**STATED EXERCISE:**
Using the listing below, give the number of lines where "自然科学版" appears, and nothing else.

#### INPUT MATERIAL ####

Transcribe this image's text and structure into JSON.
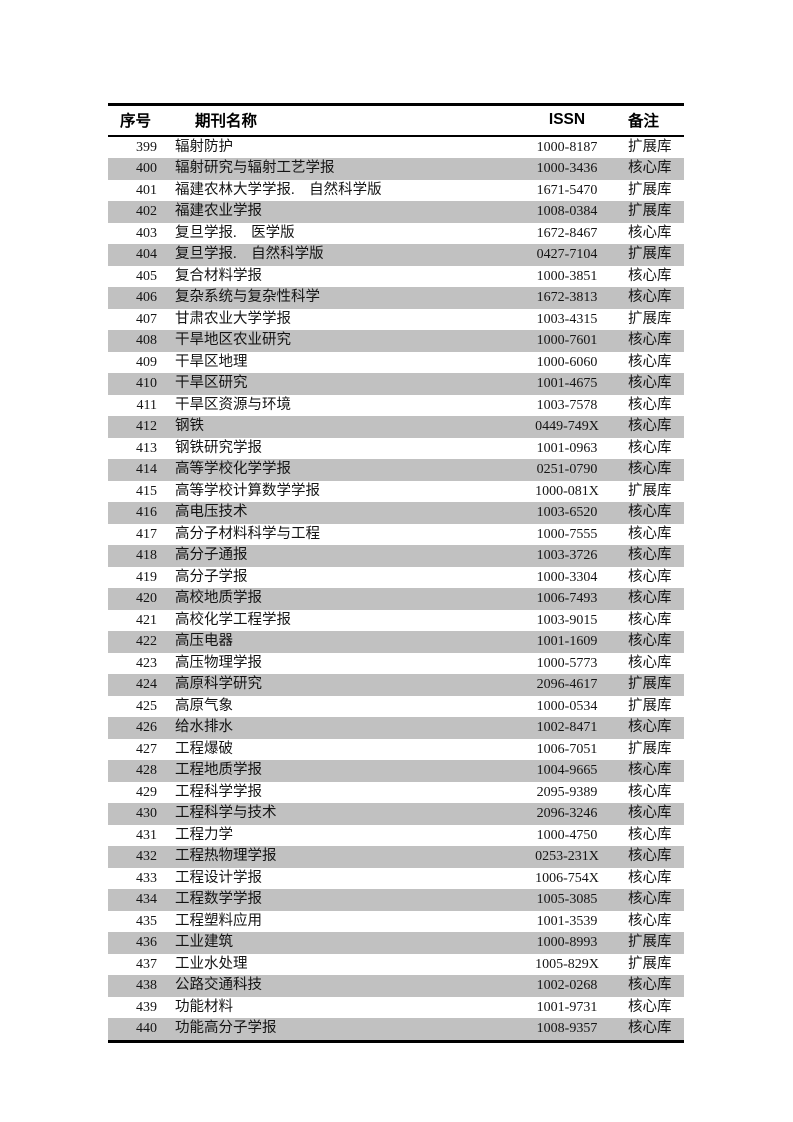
{
  "colors": {
    "row_stripe": "#c1c1c1",
    "rule": "#000000",
    "text": "#141414",
    "background": "#ffffff"
  },
  "table": {
    "columns": {
      "seq": "序号",
      "name": "期刊名称",
      "issn": "ISSN",
      "remark": "备注"
    },
    "rows": [
      {
        "seq": "399",
        "name": "辐射防护",
        "issn": "1000-8187",
        "remark": "扩展库"
      },
      {
        "seq": "400",
        "name": "辐射研究与辐射工艺学报",
        "issn": "1000-3436",
        "remark": "核心库"
      },
      {
        "seq": "401",
        "name": "福建农林大学学报.　自然科学版",
        "issn": "1671-5470",
        "remark": "扩展库"
      },
      {
        "seq": "402",
        "name": "福建农业学报",
        "issn": "1008-0384",
        "remark": "扩展库"
      },
      {
        "seq": "403",
        "name": "复旦学报.　医学版",
        "issn": "1672-8467",
        "remark": "核心库"
      },
      {
        "seq": "404",
        "name": "复旦学报.　自然科学版",
        "issn": "0427-7104",
        "remark": "扩展库"
      },
      {
        "seq": "405",
        "name": "复合材料学报",
        "issn": "1000-3851",
        "remark": "核心库"
      },
      {
        "seq": "406",
        "name": "复杂系统与复杂性科学",
        "issn": "1672-3813",
        "remark": "核心库"
      },
      {
        "seq": "407",
        "name": "甘肃农业大学学报",
        "issn": "1003-4315",
        "remark": "扩展库"
      },
      {
        "seq": "408",
        "name": "干旱地区农业研究",
        "issn": "1000-7601",
        "remark": "核心库"
      },
      {
        "seq": "409",
        "name": "干旱区地理",
        "issn": "1000-6060",
        "remark": "核心库"
      },
      {
        "seq": "410",
        "name": "干旱区研究",
        "issn": "1001-4675",
        "remark": "核心库"
      },
      {
        "seq": "411",
        "name": "干旱区资源与环境",
        "issn": "1003-7578",
        "remark": "核心库"
      },
      {
        "seq": "412",
        "name": "钢铁",
        "issn": "0449-749X",
        "remark": "核心库"
      },
      {
        "seq": "413",
        "name": "钢铁研究学报",
        "issn": "1001-0963",
        "remark": "核心库"
      },
      {
        "seq": "414",
        "name": "高等学校化学学报",
        "issn": "0251-0790",
        "remark": "核心库"
      },
      {
        "seq": "415",
        "name": "高等学校计算数学学报",
        "issn": "1000-081X",
        "remark": "扩展库"
      },
      {
        "seq": "416",
        "name": "高电压技术",
        "issn": "1003-6520",
        "remark": "核心库"
      },
      {
        "seq": "417",
        "name": "高分子材料科学与工程",
        "issn": "1000-7555",
        "remark": "核心库"
      },
      {
        "seq": "418",
        "name": "高分子通报",
        "issn": "1003-3726",
        "remark": "核心库"
      },
      {
        "seq": "419",
        "name": "高分子学报",
        "issn": "1000-3304",
        "remark": "核心库"
      },
      {
        "seq": "420",
        "name": "高校地质学报",
        "issn": "1006-7493",
        "remark": "核心库"
      },
      {
        "seq": "421",
        "name": "高校化学工程学报",
        "issn": "1003-9015",
        "remark": "核心库"
      },
      {
        "seq": "422",
        "name": "高压电器",
        "issn": "1001-1609",
        "remark": "核心库"
      },
      {
        "seq": "423",
        "name": "高压物理学报",
        "issn": "1000-5773",
        "remark": "核心库"
      },
      {
        "seq": "424",
        "name": "高原科学研究",
        "issn": "2096-4617",
        "remark": "扩展库"
      },
      {
        "seq": "425",
        "name": "高原气象",
        "issn": "1000-0534",
        "remark": "扩展库"
      },
      {
        "seq": "426",
        "name": "给水排水",
        "issn": "1002-8471",
        "remark": "核心库"
      },
      {
        "seq": "427",
        "name": "工程爆破",
        "issn": "1006-7051",
        "remark": "扩展库"
      },
      {
        "seq": "428",
        "name": "工程地质学报",
        "issn": "1004-9665",
        "remark": "核心库"
      },
      {
        "seq": "429",
        "name": "工程科学学报",
        "issn": "2095-9389",
        "remark": "核心库"
      },
      {
        "seq": "430",
        "name": "工程科学与技术",
        "issn": "2096-3246",
        "remark": "核心库"
      },
      {
        "seq": "431",
        "name": "工程力学",
        "issn": "1000-4750",
        "remark": "核心库"
      },
      {
        "seq": "432",
        "name": "工程热物理学报",
        "issn": "0253-231X",
        "remark": "核心库"
      },
      {
        "seq": "433",
        "name": "工程设计学报",
        "issn": "1006-754X",
        "remark": "核心库"
      },
      {
        "seq": "434",
        "name": "工程数学学报",
        "issn": "1005-3085",
        "remark": "核心库"
      },
      {
        "seq": "435",
        "name": "工程塑料应用",
        "issn": "1001-3539",
        "remark": "核心库"
      },
      {
        "seq": "436",
        "name": "工业建筑",
        "issn": "1000-8993",
        "remark": "扩展库"
      },
      {
        "seq": "437",
        "name": "工业水处理",
        "issn": "1005-829X",
        "remark": "扩展库"
      },
      {
        "seq": "438",
        "name": "公路交通科技",
        "issn": "1002-0268",
        "remark": "核心库"
      },
      {
        "seq": "439",
        "name": "功能材料",
        "issn": "1001-9731",
        "remark": "核心库"
      },
      {
        "seq": "440",
        "name": "功能高分子学报",
        "issn": "1008-9357",
        "remark": "核心库"
      }
    ]
  }
}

####

**PROBLEM SOLUTION:**
2